**Brief**. Would you output the whole listing below, exactly as it reads?

[Records that describe figures]
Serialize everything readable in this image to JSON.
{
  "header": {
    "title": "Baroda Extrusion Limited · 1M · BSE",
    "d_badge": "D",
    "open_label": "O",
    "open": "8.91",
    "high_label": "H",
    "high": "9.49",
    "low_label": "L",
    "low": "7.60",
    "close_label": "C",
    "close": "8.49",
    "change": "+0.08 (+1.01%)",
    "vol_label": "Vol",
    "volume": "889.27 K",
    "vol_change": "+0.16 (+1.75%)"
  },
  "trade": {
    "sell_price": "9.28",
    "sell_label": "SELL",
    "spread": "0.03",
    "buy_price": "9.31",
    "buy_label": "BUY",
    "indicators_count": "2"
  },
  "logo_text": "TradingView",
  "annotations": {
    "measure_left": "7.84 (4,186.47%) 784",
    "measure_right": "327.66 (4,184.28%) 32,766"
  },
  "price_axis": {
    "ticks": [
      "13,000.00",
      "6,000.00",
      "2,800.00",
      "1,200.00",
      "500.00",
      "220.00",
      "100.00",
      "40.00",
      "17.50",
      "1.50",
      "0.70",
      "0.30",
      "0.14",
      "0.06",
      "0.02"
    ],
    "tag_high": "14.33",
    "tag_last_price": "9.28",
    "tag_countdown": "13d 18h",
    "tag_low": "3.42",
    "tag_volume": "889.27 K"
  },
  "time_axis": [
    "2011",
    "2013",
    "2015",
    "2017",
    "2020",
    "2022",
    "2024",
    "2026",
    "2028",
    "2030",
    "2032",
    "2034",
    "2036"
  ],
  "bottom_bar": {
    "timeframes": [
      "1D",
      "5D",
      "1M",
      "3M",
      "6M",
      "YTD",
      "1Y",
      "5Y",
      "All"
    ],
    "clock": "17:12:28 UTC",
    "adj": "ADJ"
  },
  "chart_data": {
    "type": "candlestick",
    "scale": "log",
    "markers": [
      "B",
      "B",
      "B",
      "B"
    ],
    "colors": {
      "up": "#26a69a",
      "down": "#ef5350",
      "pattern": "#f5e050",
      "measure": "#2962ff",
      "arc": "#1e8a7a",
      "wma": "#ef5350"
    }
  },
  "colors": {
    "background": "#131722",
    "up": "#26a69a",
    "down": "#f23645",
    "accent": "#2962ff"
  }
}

**Finished exercise**.
Serialize everything readable in this image to JSON.
{
  "header": {
    "title": "Baroda Extrusion Limited · 1M · BSE",
    "d_badge": "D",
    "open_label": "O",
    "open": "8.91",
    "high_label": "H",
    "high": "9.49",
    "low_label": "L",
    "low": "7.60",
    "close_label": "C",
    "close": "8.49",
    "change": "+0.08 (+1.01%)",
    "vol_label": "Vol",
    "volume": "889.27 K",
    "vol_change": "+0.16 (+1.75%)"
  },
  "trade": {
    "sell_price": "9.28",
    "sell_label": "SELL",
    "spread": "0.03",
    "buy_price": "9.31",
    "buy_label": "BUY",
    "indicators_count": "2"
  },
  "logo_text": "TradingView",
  "annotations": {
    "measure_left": "7.84 (4,186.47%) 784",
    "measure_right": "327.66 (4,184.28%) 32,766"
  },
  "price_axis": {
    "ticks": [
      "13,000.00",
      "6,000.00",
      "2,800.00",
      "1,200.00",
      "500.00",
      "220.00",
      "100.00",
      "40.00",
      "17.50",
      "1.50",
      "0.70",
      "0.30",
      "0.14",
      "0.06",
      "0.02"
    ],
    "tag_high": "14.33",
    "tag_last_price": "9.28",
    "tag_countdown": "13d 18h",
    "tag_low": "3.42",
    "tag_volume": "889.27 K"
  },
  "time_axis": [
    "2011",
    "2013",
    "2015",
    "2017",
    "2020",
    "2022",
    "2024",
    "2026",
    "2028",
    "2030",
    "2032",
    "2034",
    "2036"
  ],
  "bottom_bar": {
    "timeframes": [
      "1D",
      "5D",
      "1M",
      "3M",
      "6M",
      "YTD",
      "1Y",
      "5Y",
      "All"
    ],
    "clock": "17:12:28 UTC",
    "adj": "ADJ"
  },
  "chart_data": {
    "type": "candlestick",
    "scale": "log",
    "markers": [
      "B",
      "B",
      "B",
      "B"
    ],
    "colors": {
      "up": "#26a69a",
      "down": "#ef5350",
      "pattern": "#f5e050",
      "measure": "#2962ff",
      "arc": "#1e8a7a",
      "wma": "#ef5350"
    }
  },
  "colors": {
    "background": "#131722",
    "up": "#26a69a",
    "down": "#f23645",
    "accent": "#2962ff"
  }
}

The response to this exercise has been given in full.